WRITTEN REQUEST: Wherever a line in the data below holds "Demographic", copy that line.

====

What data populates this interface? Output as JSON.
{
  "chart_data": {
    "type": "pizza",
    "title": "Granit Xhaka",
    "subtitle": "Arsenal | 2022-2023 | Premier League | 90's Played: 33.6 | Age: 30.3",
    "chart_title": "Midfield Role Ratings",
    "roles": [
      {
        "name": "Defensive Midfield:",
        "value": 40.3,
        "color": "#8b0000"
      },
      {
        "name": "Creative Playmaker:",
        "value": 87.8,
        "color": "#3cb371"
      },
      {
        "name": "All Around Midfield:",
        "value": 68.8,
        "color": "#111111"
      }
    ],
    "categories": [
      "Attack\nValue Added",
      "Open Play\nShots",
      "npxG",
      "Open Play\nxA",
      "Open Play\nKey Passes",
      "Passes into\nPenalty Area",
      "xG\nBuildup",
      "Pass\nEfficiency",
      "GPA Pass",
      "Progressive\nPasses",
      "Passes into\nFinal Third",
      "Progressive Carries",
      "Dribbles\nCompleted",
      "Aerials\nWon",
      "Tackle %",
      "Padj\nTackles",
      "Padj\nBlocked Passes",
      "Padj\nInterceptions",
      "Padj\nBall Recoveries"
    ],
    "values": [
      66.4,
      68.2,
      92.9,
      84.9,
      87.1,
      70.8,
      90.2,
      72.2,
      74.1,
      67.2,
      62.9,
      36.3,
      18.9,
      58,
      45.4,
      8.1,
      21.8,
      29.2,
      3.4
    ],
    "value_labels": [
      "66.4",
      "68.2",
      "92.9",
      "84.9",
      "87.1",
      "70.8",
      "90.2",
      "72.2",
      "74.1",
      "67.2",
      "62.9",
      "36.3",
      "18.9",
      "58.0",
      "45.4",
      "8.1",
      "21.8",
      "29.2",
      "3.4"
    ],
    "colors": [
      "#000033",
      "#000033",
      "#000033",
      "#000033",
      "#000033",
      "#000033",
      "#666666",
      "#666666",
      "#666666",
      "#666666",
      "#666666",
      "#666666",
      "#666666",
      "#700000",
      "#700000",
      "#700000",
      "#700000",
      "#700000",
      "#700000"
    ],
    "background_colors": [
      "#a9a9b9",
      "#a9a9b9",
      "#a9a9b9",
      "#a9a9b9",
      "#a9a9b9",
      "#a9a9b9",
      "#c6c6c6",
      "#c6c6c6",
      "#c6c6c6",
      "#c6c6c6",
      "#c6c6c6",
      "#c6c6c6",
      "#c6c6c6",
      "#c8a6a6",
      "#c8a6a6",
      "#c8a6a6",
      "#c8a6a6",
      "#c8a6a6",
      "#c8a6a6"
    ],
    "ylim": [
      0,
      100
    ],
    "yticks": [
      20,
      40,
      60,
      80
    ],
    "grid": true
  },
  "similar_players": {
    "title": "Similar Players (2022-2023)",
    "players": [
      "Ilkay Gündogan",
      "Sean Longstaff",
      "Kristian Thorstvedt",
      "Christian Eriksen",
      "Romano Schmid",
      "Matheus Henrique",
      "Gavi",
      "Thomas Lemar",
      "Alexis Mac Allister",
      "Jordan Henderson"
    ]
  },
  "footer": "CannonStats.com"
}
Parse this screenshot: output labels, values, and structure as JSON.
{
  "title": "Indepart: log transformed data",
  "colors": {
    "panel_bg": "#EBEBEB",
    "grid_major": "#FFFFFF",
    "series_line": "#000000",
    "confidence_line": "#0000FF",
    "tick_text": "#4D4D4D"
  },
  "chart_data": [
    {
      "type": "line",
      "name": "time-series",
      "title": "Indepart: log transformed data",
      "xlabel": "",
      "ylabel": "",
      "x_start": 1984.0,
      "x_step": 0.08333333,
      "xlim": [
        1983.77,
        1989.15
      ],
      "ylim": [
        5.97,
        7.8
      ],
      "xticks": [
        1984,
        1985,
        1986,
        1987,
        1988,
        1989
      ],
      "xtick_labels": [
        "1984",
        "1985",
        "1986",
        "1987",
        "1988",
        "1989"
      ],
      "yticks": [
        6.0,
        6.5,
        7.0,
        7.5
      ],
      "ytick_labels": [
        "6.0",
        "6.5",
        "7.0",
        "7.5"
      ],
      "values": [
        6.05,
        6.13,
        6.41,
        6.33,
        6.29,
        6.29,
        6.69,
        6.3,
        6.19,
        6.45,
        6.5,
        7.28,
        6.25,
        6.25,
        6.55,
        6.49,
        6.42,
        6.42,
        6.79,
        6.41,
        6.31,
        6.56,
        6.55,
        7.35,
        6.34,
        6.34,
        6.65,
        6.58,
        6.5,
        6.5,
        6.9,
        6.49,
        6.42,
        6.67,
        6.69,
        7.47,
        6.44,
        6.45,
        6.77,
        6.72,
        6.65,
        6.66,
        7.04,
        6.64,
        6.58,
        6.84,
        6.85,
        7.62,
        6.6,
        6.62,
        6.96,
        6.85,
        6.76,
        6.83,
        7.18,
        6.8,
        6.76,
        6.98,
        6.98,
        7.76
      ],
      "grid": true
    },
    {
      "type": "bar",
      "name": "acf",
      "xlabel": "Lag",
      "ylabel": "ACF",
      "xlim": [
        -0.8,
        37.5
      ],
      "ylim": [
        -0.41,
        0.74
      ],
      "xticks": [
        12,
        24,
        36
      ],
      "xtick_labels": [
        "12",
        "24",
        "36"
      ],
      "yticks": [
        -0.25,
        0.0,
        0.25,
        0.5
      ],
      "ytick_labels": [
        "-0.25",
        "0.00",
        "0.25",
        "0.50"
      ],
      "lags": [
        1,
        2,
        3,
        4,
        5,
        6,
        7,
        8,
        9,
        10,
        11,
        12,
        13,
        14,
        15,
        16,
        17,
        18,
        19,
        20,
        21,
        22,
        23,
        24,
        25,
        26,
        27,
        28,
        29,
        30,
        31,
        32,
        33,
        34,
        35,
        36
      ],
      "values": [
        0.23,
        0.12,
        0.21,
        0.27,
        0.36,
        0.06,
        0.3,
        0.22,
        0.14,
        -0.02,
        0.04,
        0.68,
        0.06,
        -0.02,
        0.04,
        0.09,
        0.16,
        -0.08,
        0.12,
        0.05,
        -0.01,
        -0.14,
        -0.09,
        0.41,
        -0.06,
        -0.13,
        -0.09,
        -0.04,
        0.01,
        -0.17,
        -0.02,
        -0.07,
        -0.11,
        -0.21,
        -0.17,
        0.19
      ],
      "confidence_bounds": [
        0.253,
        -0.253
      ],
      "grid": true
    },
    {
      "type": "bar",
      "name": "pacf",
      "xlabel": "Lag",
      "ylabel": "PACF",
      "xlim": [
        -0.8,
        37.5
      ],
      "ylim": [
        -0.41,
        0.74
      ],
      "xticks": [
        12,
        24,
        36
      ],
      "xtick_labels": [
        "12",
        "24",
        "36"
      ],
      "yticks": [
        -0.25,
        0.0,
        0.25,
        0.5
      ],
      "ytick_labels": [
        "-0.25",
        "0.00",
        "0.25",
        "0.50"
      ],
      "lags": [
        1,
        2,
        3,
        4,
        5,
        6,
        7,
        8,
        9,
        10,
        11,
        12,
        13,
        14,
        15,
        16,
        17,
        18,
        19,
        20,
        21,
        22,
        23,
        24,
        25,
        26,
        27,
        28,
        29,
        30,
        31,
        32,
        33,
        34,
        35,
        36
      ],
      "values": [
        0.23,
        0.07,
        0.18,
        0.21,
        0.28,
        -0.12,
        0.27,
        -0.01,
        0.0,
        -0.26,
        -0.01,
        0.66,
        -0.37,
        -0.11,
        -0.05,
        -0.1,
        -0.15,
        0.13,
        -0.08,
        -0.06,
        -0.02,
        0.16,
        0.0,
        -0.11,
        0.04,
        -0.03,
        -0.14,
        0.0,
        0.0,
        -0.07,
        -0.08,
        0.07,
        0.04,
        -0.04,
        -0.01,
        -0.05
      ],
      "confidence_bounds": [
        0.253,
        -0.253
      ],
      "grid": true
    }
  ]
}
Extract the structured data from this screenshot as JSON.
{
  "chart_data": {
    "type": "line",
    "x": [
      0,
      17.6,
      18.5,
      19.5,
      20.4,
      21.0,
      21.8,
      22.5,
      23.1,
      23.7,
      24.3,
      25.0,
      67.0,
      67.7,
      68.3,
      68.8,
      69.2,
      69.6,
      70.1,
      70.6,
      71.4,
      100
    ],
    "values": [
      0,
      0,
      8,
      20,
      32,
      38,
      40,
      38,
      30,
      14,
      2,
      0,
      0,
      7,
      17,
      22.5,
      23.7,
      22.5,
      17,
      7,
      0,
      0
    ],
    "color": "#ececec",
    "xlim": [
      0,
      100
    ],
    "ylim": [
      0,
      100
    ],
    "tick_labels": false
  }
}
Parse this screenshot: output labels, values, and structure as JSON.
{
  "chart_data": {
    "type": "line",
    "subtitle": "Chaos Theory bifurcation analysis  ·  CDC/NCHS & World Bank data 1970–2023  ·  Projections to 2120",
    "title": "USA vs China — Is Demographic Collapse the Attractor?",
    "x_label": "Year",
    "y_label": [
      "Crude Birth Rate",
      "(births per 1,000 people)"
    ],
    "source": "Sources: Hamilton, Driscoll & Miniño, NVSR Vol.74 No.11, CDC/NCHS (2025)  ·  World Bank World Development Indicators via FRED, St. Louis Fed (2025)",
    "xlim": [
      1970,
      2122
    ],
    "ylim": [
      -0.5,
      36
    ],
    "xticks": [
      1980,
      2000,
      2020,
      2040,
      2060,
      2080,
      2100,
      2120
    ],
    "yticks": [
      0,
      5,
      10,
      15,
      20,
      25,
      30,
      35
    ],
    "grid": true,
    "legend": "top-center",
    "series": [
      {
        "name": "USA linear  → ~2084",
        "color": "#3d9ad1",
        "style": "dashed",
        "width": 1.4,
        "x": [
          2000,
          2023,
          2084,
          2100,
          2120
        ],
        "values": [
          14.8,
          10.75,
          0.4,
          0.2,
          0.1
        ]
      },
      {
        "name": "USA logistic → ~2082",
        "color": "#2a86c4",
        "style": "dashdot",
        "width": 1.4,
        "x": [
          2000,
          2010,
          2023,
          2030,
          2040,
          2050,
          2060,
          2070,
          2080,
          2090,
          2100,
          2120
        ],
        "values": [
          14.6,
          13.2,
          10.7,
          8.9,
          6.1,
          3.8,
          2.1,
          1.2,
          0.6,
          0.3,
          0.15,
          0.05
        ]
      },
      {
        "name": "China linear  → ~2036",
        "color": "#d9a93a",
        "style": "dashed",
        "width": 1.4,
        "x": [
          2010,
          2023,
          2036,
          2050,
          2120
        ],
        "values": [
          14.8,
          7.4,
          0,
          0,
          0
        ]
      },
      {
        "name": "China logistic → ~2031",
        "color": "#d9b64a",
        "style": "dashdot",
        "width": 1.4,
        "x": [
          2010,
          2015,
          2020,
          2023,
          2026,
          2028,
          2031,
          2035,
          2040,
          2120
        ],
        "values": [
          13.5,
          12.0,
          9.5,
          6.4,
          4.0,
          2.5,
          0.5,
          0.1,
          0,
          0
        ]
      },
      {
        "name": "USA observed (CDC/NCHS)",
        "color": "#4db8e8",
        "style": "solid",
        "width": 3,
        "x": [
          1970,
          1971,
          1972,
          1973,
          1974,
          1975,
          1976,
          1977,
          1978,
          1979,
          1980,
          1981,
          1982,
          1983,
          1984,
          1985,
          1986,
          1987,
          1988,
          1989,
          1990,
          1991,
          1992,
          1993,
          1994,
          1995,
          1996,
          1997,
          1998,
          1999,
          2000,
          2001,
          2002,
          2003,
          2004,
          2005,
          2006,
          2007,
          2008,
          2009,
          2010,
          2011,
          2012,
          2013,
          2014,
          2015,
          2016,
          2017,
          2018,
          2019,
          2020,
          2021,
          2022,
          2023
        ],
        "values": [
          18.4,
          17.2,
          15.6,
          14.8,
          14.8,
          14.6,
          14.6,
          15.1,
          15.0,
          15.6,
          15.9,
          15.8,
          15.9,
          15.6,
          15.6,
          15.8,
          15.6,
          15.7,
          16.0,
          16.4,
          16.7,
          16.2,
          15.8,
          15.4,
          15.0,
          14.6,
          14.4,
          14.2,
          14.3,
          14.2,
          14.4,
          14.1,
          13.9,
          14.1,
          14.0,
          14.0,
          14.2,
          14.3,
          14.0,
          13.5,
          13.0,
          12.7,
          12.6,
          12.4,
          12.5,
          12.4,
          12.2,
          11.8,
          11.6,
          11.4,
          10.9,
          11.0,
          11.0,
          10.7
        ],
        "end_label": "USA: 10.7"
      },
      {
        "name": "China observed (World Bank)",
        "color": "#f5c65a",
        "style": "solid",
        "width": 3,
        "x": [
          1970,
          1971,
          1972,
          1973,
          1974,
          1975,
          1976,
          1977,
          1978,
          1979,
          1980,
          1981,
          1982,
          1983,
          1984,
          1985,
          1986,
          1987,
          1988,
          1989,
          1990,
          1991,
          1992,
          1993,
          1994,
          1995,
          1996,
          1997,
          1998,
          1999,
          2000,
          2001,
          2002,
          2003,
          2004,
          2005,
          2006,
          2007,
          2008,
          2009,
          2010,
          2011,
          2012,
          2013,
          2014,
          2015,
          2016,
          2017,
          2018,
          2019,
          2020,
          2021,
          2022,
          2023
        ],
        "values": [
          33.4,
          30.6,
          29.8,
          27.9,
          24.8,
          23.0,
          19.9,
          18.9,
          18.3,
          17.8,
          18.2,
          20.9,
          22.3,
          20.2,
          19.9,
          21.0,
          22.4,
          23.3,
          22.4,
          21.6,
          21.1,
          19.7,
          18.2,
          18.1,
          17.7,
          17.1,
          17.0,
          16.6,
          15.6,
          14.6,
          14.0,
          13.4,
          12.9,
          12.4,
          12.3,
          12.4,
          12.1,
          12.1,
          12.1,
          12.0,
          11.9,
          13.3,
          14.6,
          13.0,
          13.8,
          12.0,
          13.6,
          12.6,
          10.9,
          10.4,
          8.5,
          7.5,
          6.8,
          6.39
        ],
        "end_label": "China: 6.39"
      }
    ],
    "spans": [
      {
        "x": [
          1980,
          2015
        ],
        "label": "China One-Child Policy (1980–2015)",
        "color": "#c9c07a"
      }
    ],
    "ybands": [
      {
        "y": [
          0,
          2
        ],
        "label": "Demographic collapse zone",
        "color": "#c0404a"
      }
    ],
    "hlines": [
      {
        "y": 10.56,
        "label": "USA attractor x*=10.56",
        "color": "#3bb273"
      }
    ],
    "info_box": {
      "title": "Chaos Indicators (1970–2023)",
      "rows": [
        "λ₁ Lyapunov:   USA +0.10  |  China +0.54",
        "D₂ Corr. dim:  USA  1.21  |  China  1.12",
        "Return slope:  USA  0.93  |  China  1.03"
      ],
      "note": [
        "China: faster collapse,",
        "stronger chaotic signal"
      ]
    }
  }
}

====

FINISHED TASK:
    "title": "USA vs China — Is Demographic Collapse the Attractor?",
        "label": "Demographic collapse zone",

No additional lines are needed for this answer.